* Dataset excerpts
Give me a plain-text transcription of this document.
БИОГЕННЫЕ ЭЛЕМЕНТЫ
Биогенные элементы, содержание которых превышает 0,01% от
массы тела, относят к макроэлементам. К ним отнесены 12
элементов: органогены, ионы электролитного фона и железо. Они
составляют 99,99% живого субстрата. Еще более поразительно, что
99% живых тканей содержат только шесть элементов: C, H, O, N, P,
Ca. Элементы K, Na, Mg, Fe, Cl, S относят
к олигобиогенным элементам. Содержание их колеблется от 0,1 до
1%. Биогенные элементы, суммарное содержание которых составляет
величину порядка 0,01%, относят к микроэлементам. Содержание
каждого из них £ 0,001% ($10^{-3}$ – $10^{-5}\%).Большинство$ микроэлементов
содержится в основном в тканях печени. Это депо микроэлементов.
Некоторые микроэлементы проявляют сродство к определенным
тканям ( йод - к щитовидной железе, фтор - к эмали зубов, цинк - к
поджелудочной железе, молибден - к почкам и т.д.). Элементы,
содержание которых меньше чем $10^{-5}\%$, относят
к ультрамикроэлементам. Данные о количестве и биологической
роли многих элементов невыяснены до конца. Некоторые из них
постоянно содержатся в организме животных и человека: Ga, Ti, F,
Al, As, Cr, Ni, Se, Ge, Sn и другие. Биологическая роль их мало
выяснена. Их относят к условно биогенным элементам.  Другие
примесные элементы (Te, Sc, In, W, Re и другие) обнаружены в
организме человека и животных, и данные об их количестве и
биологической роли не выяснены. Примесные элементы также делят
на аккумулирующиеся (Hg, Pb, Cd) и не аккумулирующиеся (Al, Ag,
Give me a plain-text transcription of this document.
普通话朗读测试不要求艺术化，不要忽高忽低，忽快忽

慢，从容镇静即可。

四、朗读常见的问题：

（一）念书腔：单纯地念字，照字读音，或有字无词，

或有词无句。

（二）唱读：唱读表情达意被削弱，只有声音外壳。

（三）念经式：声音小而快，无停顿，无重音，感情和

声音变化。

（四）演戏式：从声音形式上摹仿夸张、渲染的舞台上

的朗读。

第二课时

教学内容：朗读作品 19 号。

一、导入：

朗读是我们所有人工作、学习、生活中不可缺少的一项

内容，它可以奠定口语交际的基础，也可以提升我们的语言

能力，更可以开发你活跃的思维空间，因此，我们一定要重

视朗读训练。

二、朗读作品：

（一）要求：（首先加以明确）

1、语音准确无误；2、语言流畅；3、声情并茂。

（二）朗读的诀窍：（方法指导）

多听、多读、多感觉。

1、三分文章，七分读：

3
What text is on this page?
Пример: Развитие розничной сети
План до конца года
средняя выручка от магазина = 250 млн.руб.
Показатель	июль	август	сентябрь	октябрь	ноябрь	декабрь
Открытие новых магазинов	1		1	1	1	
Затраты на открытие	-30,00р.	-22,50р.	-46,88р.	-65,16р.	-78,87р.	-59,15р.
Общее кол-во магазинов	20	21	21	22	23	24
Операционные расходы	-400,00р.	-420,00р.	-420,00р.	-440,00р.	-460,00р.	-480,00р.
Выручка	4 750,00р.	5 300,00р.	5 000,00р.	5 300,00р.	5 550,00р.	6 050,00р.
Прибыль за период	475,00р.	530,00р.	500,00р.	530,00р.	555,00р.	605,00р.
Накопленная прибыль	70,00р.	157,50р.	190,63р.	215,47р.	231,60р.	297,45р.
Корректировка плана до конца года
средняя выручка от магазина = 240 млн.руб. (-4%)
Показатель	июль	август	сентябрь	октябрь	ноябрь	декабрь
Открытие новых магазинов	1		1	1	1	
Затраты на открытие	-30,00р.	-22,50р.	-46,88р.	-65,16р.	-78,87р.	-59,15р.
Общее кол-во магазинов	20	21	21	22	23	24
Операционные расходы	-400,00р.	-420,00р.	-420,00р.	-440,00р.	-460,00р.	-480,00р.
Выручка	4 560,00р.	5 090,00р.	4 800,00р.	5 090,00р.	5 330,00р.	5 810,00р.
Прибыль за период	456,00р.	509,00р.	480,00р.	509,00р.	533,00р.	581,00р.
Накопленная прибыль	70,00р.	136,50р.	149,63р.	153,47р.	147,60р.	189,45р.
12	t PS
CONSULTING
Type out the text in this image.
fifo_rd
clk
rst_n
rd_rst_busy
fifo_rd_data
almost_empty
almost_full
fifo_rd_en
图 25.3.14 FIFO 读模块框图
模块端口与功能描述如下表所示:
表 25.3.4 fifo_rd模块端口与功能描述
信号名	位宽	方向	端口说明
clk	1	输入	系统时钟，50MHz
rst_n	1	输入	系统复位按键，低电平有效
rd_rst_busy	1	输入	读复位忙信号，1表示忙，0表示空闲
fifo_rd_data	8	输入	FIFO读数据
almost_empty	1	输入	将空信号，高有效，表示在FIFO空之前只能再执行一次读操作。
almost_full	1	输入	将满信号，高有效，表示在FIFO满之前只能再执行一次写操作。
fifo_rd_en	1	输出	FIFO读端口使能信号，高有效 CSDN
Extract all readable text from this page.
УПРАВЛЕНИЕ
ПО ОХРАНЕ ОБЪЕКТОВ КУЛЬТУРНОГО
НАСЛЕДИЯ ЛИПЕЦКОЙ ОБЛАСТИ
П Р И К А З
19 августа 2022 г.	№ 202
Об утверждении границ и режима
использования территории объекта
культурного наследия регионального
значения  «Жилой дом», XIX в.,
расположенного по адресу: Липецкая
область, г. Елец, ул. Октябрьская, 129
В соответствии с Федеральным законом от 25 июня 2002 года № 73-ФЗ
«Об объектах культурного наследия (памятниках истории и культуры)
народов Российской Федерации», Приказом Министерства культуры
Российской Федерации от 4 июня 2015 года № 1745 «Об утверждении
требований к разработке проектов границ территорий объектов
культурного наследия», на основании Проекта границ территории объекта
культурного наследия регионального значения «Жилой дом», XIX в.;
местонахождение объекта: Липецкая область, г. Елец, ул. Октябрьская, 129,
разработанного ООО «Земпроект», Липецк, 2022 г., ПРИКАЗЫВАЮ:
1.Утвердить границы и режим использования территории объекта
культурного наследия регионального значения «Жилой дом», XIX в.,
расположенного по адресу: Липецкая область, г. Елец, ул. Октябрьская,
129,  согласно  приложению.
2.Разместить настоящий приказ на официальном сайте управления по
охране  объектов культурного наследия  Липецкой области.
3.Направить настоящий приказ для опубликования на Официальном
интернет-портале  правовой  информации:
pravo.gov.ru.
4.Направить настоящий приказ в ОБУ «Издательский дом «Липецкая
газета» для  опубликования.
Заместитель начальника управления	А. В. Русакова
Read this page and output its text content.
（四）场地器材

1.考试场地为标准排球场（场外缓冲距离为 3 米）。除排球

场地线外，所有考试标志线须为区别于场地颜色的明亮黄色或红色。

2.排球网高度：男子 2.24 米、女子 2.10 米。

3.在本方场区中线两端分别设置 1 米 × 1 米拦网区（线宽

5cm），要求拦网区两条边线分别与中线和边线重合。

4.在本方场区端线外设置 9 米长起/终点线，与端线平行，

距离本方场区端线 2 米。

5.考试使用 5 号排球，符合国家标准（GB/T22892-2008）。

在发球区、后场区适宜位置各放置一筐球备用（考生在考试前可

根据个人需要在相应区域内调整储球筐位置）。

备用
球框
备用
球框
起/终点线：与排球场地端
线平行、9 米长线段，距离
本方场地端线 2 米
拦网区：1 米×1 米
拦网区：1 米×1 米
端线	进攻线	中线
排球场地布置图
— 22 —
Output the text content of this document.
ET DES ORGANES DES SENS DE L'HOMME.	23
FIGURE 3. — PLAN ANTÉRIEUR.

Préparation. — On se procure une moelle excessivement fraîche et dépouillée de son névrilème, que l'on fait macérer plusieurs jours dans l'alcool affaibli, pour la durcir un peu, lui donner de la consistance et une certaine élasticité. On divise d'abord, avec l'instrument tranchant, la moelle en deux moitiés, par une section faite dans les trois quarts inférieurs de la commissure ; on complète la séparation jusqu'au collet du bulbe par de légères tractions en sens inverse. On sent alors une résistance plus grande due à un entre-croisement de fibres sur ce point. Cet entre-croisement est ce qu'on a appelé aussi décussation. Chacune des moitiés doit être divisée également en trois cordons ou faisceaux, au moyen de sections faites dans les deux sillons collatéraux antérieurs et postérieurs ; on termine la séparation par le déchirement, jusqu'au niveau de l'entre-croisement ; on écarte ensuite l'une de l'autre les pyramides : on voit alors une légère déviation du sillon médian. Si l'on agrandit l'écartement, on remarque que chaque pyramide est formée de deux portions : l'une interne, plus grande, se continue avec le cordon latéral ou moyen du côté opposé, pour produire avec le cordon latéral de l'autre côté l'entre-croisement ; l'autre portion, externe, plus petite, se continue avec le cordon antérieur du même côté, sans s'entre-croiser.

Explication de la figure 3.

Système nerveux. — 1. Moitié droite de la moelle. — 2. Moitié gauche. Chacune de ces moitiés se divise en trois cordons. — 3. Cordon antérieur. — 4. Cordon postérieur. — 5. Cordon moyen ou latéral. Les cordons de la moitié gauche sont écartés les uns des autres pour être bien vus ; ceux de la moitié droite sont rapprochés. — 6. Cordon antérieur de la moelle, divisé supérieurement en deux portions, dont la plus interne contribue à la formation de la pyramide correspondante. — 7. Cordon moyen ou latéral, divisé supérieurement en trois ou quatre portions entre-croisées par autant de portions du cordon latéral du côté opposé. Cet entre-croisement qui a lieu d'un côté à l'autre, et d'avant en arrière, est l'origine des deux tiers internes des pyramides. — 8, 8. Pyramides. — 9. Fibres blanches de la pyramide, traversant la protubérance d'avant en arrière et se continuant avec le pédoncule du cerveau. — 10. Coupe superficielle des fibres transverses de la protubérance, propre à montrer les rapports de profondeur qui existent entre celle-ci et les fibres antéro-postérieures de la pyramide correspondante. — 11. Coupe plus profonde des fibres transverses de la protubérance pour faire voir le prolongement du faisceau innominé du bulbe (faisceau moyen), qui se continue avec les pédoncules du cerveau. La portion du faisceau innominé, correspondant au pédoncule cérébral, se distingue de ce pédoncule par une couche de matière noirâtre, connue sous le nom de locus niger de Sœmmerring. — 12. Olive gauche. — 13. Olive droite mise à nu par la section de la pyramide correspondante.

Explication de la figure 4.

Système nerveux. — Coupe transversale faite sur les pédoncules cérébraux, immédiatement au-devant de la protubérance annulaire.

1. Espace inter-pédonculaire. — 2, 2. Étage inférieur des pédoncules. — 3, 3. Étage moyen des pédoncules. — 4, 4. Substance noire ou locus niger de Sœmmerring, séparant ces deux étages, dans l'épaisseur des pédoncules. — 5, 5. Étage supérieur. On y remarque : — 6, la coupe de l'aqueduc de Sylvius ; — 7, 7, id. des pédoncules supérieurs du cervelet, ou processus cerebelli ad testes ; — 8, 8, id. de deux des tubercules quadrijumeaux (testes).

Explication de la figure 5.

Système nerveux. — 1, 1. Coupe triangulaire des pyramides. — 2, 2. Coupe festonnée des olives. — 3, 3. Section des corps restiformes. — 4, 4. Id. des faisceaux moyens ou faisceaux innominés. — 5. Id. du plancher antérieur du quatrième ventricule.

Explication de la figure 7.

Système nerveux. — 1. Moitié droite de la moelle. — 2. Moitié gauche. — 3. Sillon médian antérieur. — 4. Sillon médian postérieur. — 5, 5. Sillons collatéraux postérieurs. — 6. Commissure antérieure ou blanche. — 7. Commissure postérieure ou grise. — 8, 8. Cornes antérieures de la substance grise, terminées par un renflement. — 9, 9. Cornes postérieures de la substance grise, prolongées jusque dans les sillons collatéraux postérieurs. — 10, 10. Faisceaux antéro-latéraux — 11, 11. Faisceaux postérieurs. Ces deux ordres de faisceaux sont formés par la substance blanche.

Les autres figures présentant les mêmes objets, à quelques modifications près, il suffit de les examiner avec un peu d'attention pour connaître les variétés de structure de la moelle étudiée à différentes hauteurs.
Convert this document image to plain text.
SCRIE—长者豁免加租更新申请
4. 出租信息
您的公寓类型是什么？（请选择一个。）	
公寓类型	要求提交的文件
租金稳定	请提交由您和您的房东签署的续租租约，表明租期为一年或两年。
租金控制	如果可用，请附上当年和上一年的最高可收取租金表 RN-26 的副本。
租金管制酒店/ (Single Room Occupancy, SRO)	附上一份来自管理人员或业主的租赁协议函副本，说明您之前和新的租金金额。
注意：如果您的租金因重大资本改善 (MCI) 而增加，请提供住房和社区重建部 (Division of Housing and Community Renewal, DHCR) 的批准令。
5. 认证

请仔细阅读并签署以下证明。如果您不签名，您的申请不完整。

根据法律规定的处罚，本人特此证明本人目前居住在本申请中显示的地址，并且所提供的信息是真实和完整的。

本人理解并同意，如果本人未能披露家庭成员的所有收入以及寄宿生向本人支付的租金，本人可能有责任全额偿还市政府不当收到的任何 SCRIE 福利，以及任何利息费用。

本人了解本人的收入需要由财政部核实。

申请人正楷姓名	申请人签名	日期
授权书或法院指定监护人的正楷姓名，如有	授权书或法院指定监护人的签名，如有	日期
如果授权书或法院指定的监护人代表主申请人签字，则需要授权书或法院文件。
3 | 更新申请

* Short exercise
List every line above that contains the word "адресу".

* The answer
расположенного по адресу: Липецкая
расположенного по адресу: Липецкая область, г. Елец, ул. Октябрьская,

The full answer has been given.